## Task instructions
Your task is to gather the lines below that hold the string "Part".

## Input for this task

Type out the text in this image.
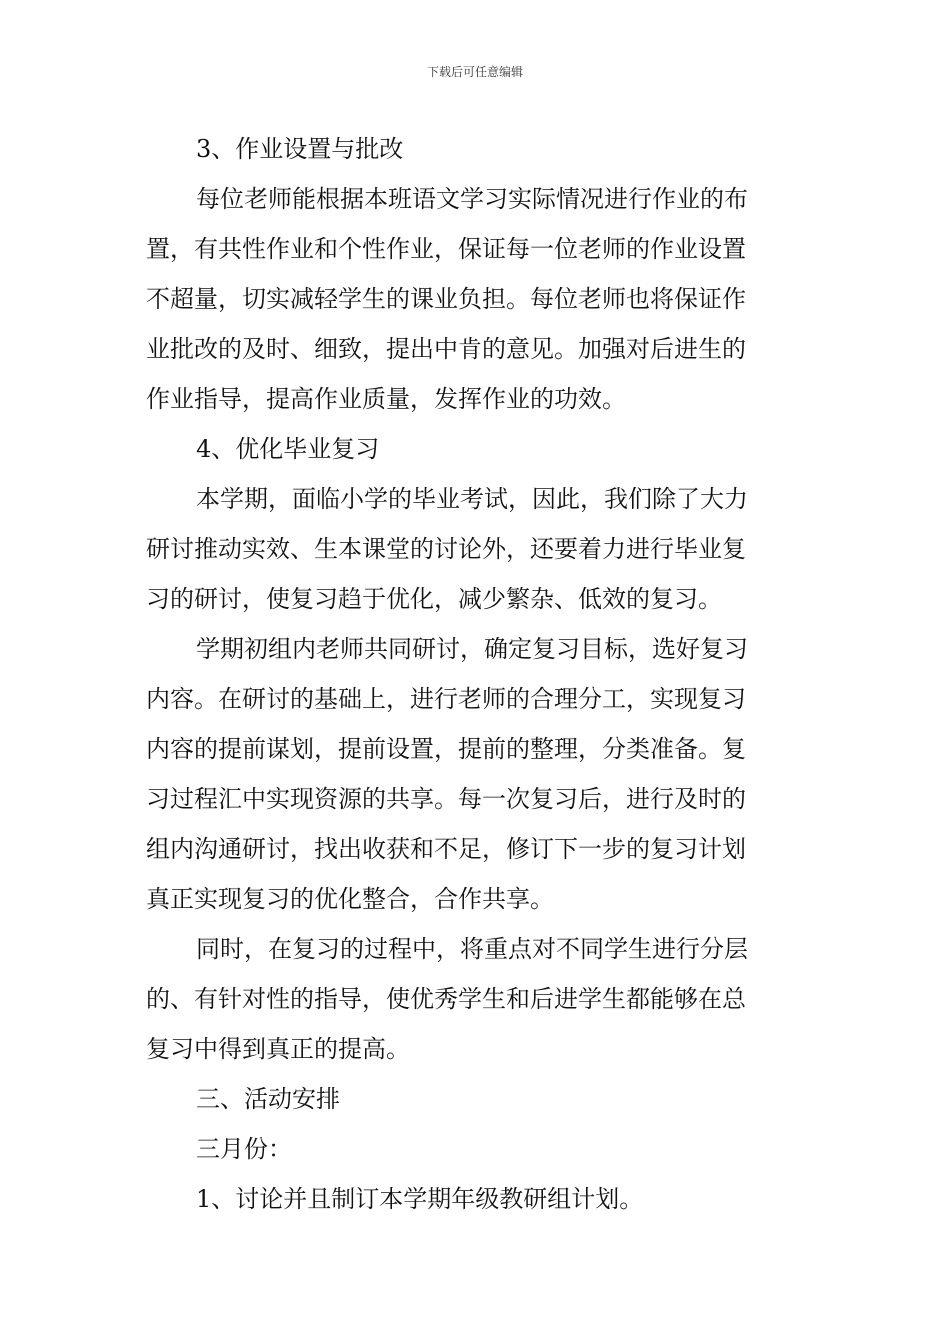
下载后可任意编辑
3、作业设置与批改
每位老师能根据本班语文学习实际情况进行作业的布
置，有共性作业和个性作业，保证每一位老师的作业设置
不超量，切实减轻学生的课业负担。每位老师也将保证作
业批改的及时、细致，提出中肯的意见。加强对后进生的
作业指导，提高作业质量，发挥作业的功效。
4、优化毕业复习
本学期，面临小学的毕业考试，因此，我们除了大力
研讨推动实效、生本课堂的讨论外，还要着力进行毕业复
习的研讨，使复习趋于优化，减少繁杂、低效的复习。
学期初组内老师共同研讨，确定复习目标，选好复习
内容。在研讨的基础上，进行老师的合理分工，实现复习
内容的提前谋划，提前设置，提前的整理，分类准备。复
习过程汇中实现资源的共享。每一次复习后，进行及时的
组内沟通研讨，找出收获和不足，修订下一步的复习计划
真正实现复习的优化整合，合作共享。
同时，在复习的过程中，将重点对不同学生进行分层
的、有针对性的指导，使优秀学生和后进学生都能够在总
复习中得到真正的提高。
三、活动安排
三月份：
1、讨论并且制订本学期年级教研组计划。
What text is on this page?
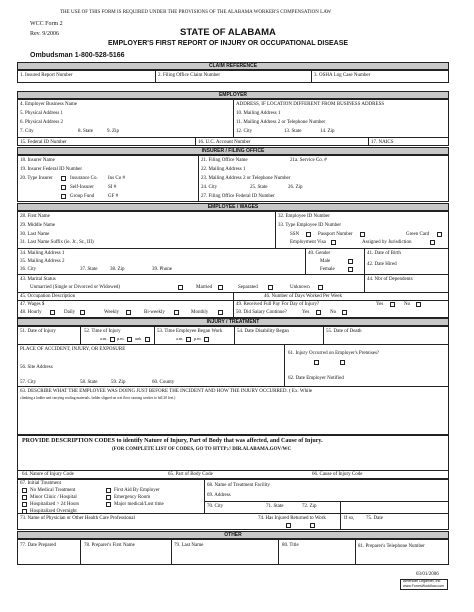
THE USE OF THIS FORM IS REQUIRED UNDER THE PROVISIONS OF THE ALABAMA WORKER'S COMPENSATION LAW
WCC Form 2
Rev. 9/2006	STATE OF ALABAMA
EMPLOYER'S FIRST REPORT OF INJURY OR OCCUPATIONAL DISEASE
Ombudsman 1-800-528-5166
CLAIM REFERENCE
1. Insured Report Number	2. Filing Office Claim Number	3. OSHA Log Case Number
EMPLOYER
4. Employer Business Name
5. Physical Address 1
6. Physical Address 2
7. City	8. State	9. Zip
ADDRESS, IF LOCATION DIFFERENT FROM BUSINESS ADDRESS
10. Mailing Address 1
11. Mailing Address 2 or Telephone Number
12. City	13. State	14. Zip
15. Federal ID Number	16. U.C. Account Number	17. NAICS
INSURER / FILING OFFICE
18. Insurer Name
19. Insurer Federal ID Number
20. Type Insurer	Insurance Co. Ins Co #
Self-Insurer	SI #
Group Fund	GF #
21. Filing Office Name	21a. Service Co. #
22. Mailing Address 1
23. Mailing Address 2 or Telephone Number
24. City	25. State	26. Zip
27. Filing Office Federal ID Number
EMPLOYEE / WAGES
28. First Name
29. Middle Name
30. Last Name
31. Last Name Suffix (ie. Jr., Sr., III)
32. Employee ID Number
33. Type Employee ID Number
SSN	Passport Number	Green Card
Employment Visa	Assigned by Jurisdiction
34. Mailing Address 1
35. Mailing Address 2
36. City	37. State	38. Zip	39. Phone
40. Gender
Male
Female
41. Date of Birth
42. Date Hired
43. Marital Status
Unmarried (Single or Divorced or Widowed)	Married	Separated	Unknown
44. Nbr of Dependents
45. Occupation Description	46. Number of Days Worked Per Week
47. Wages $
48. Hourly	Daily	Weekly	Bi-weekly	Monthly
49. Received Full Pay For Day of Injury?	Yes	No
50. Did Salary Continue?	Yes	No
INJURY / TREATMENT
51. Date of Injury	52. Time of Injury
a.m. p.m. unk
53. Time Employee Began Work
a.m. p.m.
54. Date Disability Began	55. Date of Death
PLACE OF ACCIDENT, INJURY, OR EXPOSURE
56. Site Address
57. City	58. State	59. Zip	60. County
61. Injury Occurred on Employer's Premises?
62. Date Employer Notified
63. DESCRIBE WHAT THE EMPLOYEE WAS DOING JUST BEFORE THE INCIDENT AND HOW THE INJURY OCCURRED. ( Ex. While
climbing a ladder and carrying roofing materials. ladder slipped on wet floor causing worker to fall 20 feet.)
PROVIDE DESCRIPTION CODES to identify Nature of Injury, Part of Body that was affected, and Cause of Injury.
(FOR COMPLETE LIST OF CODES, GO TO HTTP:// DIR.ALABAMA.GOV/WC
64. Nature of Injury Code	65. Part of Body Code	66. Cause of Injury Code
67. Initial Treatment
No Medical Treatment
Minor Clinic / Hospital
Hospitalized > 24 Hours
Hospitalized Overnight
First Aid By Employer
Emergency Room
Major medical/Lost time
68. Name of Treatment Facility
69. Address
70. City	71. State	72. Zip
73. Name of Physician or Other Health Care Professional	74. Has Injured Returned to Work	If so, 75. Date
OTHER
77. Date Prepared	78. Preparer's First Name	79. Last Name	80. Title	81. Preparer's Telephone Number
03/01/2006
American LegalNet, Inc.
www.FormsWorkflow.com
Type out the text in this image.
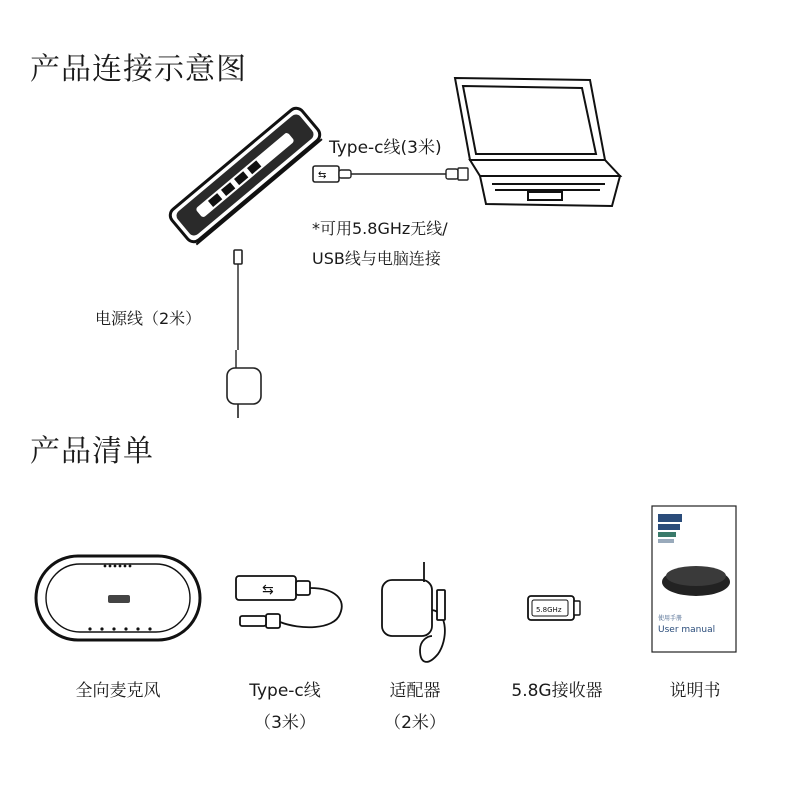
产品连接示意图
⇆
⇆
5.8GHz
使用手册
User manual
Type-c线(3米)
*可用5.8GHz无线/
USB线与电脑连接
电源线（2米）
产品清单
全向麦克风	Type-c线
（3米）
适配器
（2米）
5.8G接收器	说明书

## Final result
PROVIDE DESCRIPTION CODES to identify Nature of Injury, Part of Body that was affected, and Cause of Injury.
64. Nature of Injury Code	65. Part of Body Code	66. Cause of Injury Code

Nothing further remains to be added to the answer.